- What you are asked to do:
In the entries below, identify every line with the string "subtitle" and copy it.

- Material shown:
►

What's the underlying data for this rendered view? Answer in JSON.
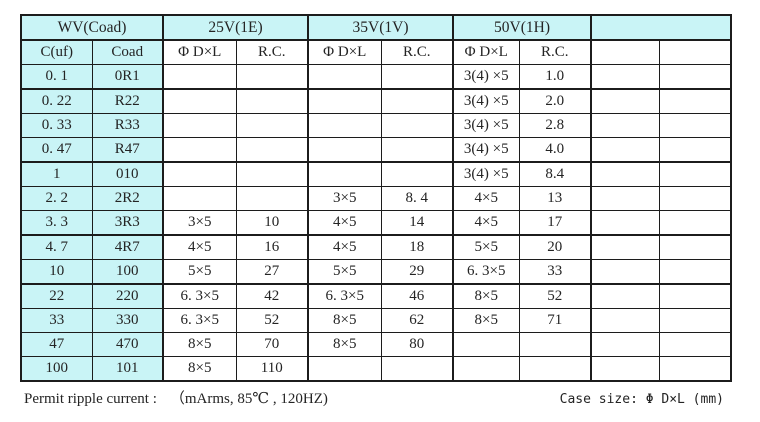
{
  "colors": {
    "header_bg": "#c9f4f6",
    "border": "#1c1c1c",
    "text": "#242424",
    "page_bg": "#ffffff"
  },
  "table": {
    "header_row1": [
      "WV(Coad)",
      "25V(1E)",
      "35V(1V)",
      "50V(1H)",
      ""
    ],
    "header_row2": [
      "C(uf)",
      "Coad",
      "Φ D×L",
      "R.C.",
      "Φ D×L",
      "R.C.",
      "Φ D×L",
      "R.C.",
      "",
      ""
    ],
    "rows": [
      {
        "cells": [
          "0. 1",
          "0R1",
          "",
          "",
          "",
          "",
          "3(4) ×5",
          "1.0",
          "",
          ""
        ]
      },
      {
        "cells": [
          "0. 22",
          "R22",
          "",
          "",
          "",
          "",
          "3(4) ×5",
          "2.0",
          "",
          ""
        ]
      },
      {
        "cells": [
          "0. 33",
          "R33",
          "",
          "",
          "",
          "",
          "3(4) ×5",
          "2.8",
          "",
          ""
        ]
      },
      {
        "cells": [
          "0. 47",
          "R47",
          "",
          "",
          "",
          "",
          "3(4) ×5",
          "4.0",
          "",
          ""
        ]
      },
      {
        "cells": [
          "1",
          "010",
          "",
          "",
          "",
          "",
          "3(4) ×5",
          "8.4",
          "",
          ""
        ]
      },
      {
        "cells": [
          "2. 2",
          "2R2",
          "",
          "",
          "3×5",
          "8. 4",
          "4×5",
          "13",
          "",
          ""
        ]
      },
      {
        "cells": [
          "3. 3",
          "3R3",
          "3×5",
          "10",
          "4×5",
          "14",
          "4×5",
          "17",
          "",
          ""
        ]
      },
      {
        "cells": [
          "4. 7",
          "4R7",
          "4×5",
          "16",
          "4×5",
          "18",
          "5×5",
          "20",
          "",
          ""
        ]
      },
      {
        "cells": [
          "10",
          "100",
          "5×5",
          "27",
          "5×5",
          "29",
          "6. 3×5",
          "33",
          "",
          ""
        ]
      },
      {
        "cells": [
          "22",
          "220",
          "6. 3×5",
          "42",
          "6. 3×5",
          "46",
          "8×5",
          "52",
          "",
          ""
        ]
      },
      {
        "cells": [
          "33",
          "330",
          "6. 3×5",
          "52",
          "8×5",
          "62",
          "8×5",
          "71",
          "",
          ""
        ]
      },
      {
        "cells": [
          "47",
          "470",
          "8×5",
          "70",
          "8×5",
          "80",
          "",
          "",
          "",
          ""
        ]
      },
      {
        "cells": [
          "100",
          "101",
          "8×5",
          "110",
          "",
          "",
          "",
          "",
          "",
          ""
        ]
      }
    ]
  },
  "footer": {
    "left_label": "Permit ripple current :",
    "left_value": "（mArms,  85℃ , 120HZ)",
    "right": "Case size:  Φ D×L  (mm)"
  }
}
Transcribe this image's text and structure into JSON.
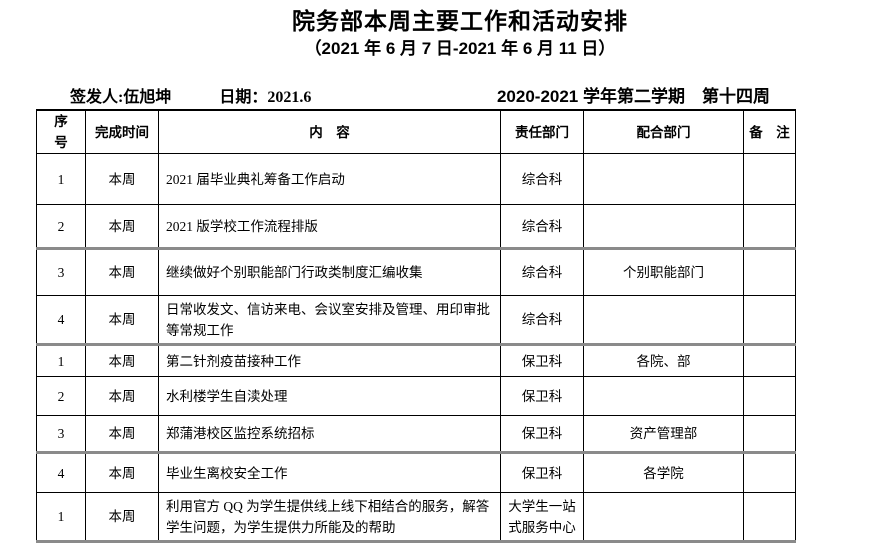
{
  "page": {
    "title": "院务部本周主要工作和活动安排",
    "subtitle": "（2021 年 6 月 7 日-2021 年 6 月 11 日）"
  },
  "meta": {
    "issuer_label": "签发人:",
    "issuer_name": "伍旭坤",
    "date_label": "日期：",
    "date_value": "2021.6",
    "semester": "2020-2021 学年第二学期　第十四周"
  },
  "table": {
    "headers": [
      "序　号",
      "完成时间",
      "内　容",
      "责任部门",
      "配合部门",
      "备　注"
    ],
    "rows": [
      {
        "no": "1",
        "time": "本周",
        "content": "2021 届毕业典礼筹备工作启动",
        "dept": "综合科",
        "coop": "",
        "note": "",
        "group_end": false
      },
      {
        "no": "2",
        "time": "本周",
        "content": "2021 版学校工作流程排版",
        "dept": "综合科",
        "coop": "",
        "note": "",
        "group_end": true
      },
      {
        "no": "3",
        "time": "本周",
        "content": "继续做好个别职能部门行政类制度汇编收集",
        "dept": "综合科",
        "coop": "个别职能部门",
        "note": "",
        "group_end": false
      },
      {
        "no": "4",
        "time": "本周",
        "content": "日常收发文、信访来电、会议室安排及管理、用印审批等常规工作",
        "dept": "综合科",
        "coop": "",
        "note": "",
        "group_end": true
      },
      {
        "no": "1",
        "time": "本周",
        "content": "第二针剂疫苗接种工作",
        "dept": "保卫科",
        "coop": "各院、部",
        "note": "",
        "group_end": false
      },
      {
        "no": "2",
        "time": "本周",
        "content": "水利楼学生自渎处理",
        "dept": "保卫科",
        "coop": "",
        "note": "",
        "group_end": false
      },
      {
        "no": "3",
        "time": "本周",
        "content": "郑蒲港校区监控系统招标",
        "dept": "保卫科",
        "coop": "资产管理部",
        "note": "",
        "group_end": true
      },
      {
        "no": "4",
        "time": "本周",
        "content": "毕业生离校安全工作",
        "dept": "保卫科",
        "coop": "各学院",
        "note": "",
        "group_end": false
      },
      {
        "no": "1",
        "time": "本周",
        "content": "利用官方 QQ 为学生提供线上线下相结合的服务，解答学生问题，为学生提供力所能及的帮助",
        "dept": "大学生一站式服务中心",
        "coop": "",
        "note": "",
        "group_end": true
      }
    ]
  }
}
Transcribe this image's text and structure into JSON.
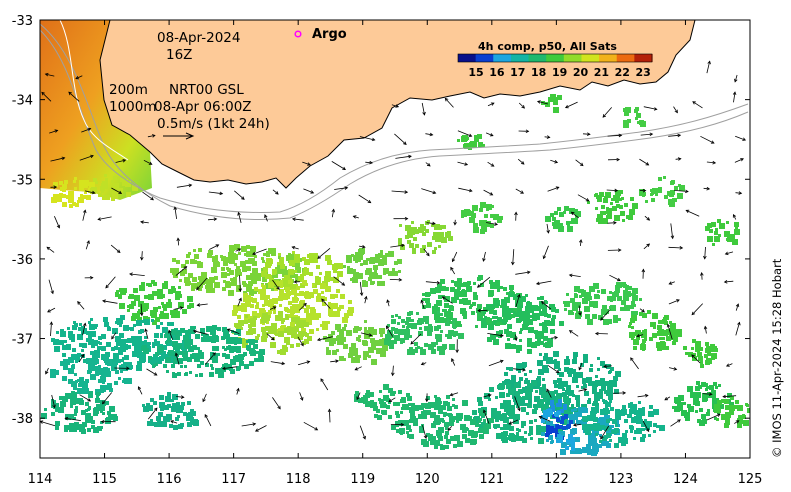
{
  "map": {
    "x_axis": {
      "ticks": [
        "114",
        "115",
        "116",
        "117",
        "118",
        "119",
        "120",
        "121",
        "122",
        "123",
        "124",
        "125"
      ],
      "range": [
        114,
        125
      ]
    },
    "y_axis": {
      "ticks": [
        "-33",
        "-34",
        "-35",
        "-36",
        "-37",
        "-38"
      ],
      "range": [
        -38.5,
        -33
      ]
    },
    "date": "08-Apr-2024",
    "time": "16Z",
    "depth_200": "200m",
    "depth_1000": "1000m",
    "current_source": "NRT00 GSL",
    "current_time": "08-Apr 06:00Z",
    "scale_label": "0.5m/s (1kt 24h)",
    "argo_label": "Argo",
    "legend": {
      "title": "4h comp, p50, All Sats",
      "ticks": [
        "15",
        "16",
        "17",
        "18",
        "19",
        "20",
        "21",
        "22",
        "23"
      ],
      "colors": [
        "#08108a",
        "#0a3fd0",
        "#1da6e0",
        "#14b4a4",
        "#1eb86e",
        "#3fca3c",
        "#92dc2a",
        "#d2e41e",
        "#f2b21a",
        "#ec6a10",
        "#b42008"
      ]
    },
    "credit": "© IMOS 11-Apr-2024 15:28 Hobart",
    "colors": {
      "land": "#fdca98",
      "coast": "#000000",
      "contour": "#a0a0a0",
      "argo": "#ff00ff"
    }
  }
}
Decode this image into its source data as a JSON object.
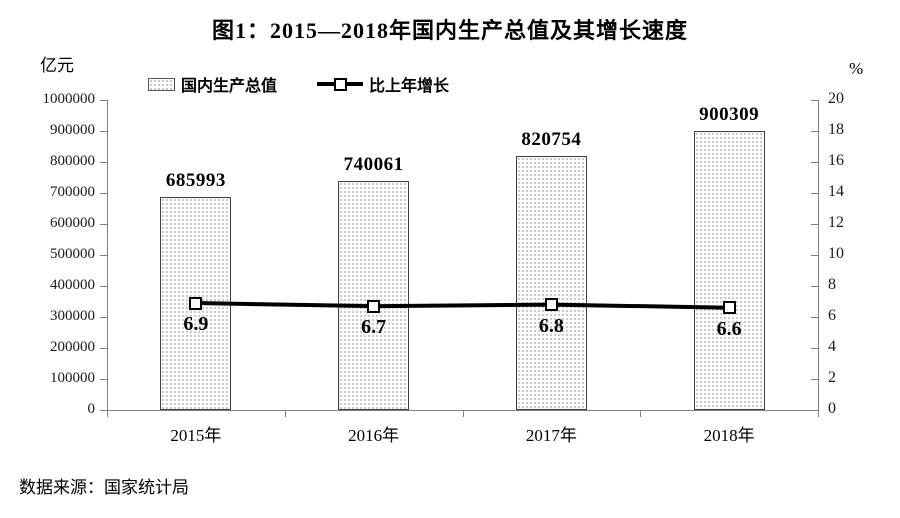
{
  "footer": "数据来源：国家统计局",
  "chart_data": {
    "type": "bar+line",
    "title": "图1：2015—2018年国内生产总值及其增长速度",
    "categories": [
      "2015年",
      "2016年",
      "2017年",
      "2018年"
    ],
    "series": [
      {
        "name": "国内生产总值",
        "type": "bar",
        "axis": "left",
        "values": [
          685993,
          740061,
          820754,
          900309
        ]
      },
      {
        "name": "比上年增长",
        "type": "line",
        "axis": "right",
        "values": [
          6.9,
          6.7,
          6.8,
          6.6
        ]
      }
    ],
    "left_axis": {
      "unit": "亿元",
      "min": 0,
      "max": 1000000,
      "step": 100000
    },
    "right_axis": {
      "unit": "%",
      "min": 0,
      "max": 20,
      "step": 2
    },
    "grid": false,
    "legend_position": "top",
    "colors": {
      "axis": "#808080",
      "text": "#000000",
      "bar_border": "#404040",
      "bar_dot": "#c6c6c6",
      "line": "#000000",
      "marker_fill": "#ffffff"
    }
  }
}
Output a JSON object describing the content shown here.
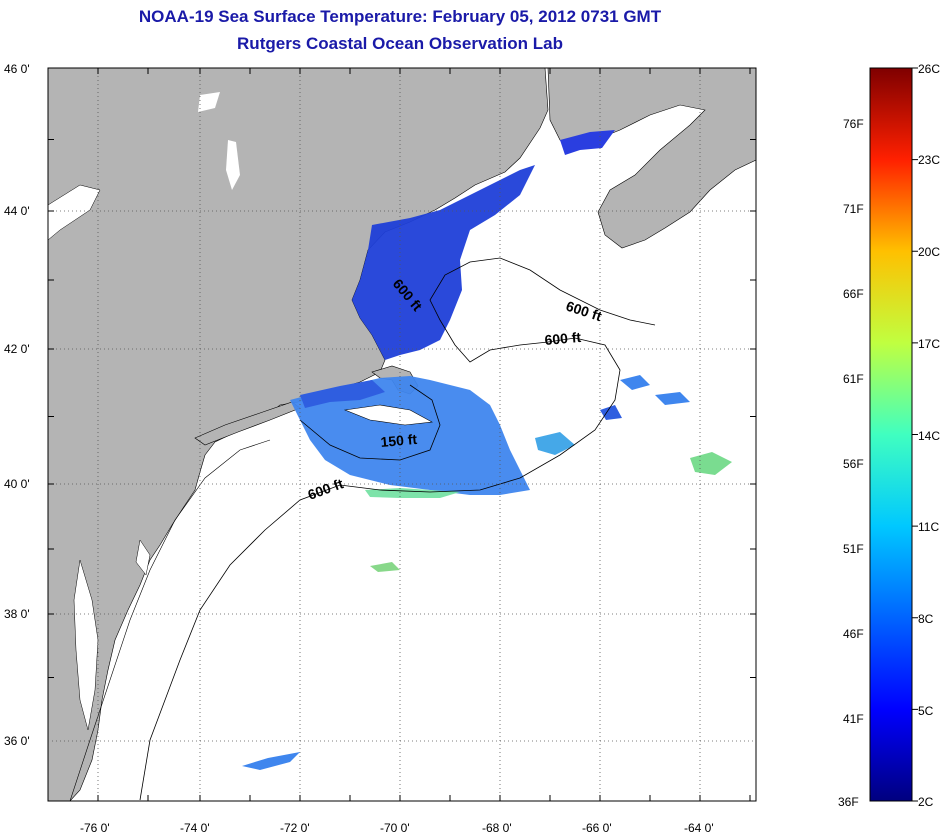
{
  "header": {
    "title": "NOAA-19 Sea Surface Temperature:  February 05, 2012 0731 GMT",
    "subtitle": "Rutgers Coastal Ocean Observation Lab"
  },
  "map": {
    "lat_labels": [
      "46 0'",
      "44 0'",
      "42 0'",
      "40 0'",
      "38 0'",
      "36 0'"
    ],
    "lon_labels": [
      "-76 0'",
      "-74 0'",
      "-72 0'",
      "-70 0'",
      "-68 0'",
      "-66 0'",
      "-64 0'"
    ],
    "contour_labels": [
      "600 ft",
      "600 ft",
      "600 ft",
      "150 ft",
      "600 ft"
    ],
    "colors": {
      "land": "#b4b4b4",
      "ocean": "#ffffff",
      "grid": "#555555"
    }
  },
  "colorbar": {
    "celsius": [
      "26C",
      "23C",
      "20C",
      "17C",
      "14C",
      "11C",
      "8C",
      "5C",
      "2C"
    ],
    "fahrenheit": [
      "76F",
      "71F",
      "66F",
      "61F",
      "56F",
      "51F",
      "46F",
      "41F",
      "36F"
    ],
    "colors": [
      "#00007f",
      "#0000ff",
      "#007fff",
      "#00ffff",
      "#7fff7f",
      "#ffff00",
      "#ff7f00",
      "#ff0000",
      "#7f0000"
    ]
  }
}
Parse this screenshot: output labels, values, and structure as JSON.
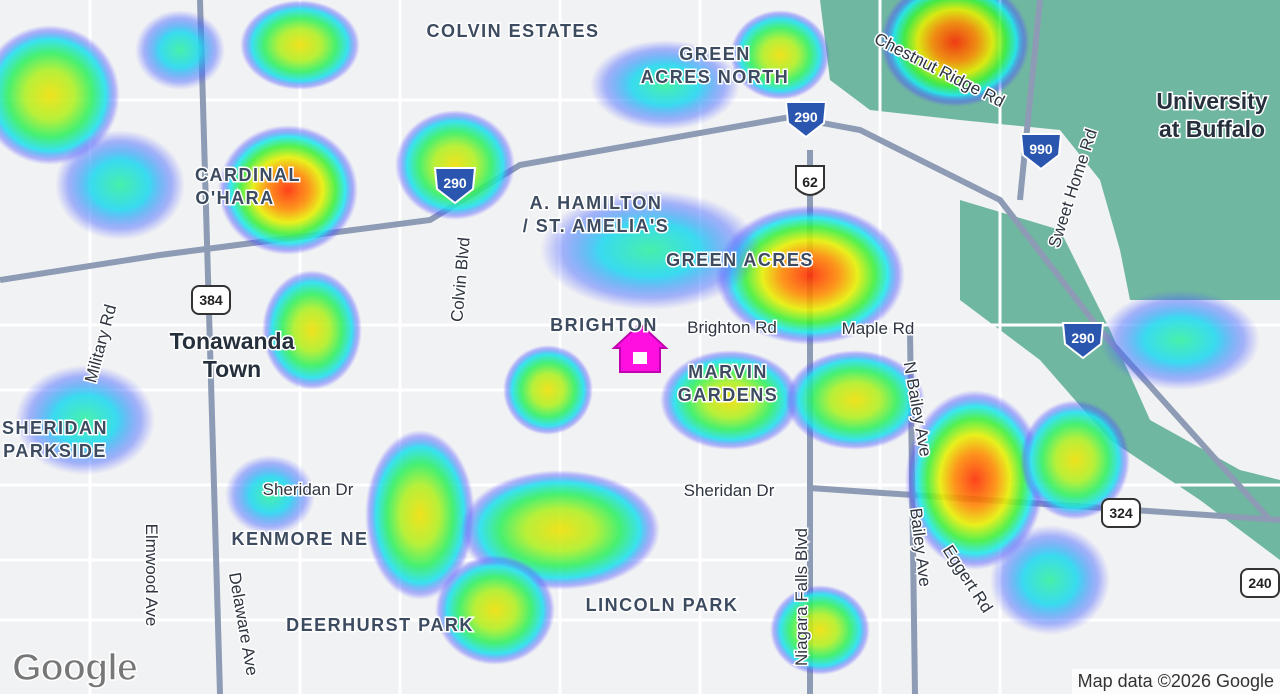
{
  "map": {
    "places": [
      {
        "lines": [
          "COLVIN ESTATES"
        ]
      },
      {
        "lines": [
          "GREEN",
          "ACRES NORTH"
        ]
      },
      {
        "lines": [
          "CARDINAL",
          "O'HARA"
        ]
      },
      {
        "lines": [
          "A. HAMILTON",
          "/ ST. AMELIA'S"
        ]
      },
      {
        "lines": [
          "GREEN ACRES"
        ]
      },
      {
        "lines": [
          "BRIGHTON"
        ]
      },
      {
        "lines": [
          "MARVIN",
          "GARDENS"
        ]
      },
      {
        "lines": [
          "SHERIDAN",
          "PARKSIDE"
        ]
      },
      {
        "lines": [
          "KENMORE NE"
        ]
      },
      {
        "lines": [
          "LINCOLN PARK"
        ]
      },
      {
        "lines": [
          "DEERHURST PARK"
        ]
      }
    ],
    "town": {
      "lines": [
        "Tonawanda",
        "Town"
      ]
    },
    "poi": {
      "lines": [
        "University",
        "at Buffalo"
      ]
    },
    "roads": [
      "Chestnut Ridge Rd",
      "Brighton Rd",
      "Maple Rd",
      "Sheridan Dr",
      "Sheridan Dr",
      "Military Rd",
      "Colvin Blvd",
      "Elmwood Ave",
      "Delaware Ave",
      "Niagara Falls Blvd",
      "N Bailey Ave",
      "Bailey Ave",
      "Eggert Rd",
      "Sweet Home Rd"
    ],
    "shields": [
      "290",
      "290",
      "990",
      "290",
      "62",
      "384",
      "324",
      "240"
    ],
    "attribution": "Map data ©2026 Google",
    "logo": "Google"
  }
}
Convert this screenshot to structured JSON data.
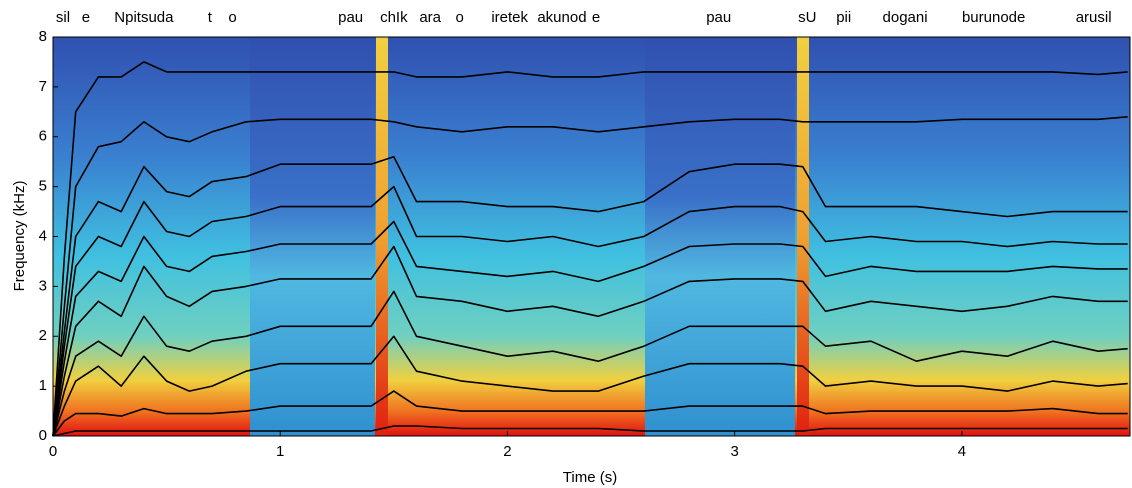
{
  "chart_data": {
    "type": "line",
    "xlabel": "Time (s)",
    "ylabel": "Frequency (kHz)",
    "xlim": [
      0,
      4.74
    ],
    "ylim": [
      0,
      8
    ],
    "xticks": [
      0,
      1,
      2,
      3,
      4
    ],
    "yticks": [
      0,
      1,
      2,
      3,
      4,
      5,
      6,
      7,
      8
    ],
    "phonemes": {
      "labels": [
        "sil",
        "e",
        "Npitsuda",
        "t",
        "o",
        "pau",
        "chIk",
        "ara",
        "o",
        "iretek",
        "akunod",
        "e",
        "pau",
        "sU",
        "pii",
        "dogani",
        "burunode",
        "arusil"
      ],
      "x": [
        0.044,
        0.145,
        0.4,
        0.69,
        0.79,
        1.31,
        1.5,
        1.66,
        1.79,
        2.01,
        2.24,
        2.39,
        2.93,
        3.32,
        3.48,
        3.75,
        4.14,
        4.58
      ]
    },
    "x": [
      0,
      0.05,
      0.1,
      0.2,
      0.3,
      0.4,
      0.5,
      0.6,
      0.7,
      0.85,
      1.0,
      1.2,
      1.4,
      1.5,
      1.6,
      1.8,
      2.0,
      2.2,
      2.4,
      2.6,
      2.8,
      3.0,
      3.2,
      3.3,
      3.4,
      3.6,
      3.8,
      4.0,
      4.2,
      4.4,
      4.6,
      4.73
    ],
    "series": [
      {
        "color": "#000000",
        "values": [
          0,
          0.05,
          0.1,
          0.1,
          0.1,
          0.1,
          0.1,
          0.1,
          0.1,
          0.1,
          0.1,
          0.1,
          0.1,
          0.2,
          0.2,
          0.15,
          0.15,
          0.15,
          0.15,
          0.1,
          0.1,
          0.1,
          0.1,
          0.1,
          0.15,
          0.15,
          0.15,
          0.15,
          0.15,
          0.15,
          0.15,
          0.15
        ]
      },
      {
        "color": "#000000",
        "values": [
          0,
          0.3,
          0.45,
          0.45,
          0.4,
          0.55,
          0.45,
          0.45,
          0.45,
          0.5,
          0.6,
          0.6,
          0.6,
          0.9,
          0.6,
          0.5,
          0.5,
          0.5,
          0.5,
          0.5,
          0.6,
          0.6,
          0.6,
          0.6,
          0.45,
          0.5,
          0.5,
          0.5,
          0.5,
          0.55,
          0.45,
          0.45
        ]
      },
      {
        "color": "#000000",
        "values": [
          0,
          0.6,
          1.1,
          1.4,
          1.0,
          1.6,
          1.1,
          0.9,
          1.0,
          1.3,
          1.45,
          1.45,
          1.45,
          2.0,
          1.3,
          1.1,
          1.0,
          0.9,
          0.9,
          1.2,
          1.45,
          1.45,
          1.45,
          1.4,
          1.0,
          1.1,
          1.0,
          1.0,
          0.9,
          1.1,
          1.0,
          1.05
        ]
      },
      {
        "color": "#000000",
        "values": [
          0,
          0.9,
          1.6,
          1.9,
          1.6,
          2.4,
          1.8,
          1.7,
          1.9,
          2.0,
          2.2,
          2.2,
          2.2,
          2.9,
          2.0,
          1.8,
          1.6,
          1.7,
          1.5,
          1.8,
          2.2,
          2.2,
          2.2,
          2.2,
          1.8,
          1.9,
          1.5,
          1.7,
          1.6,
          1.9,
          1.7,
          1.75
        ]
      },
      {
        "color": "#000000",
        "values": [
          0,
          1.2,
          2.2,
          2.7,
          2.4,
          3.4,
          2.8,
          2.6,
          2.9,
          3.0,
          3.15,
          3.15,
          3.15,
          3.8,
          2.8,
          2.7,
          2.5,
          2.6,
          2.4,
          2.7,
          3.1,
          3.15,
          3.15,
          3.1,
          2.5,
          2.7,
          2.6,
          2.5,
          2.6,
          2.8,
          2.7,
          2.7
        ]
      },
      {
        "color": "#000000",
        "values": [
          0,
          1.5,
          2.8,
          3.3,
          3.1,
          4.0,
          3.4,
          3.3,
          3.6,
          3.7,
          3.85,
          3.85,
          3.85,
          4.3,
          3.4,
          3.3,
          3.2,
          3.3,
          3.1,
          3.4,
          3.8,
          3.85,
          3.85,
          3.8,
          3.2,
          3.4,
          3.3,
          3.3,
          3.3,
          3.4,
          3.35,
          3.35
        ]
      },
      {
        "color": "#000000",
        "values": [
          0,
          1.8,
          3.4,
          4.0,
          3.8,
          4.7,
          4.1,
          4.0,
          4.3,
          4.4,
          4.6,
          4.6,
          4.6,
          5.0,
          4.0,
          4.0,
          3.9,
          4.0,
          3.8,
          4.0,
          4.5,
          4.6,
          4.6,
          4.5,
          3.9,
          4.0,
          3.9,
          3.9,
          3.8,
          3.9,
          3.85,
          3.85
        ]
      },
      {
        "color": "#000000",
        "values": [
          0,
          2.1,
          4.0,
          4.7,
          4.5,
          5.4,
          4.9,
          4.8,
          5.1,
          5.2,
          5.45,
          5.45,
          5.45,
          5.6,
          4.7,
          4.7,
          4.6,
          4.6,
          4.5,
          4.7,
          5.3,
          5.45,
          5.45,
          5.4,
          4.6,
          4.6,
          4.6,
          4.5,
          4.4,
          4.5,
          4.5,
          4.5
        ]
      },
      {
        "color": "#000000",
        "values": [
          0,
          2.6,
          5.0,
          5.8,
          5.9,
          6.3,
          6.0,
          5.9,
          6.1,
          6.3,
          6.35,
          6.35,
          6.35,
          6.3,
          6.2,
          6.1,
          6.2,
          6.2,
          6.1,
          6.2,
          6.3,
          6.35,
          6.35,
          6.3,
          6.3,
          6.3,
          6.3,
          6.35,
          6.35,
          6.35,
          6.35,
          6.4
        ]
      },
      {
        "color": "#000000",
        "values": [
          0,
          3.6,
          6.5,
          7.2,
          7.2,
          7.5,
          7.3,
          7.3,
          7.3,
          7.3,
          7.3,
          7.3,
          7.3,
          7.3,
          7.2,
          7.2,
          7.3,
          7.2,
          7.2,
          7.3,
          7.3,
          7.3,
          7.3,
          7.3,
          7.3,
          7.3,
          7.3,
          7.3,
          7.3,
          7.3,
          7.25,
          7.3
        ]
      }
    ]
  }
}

◄

- Expected answer:
    "subtitle": "（2021 年 6 月 7 日-2021 年 6 月 11 日）"
    "subtitle": "Rutgers Coastal Ocean Observation Lab"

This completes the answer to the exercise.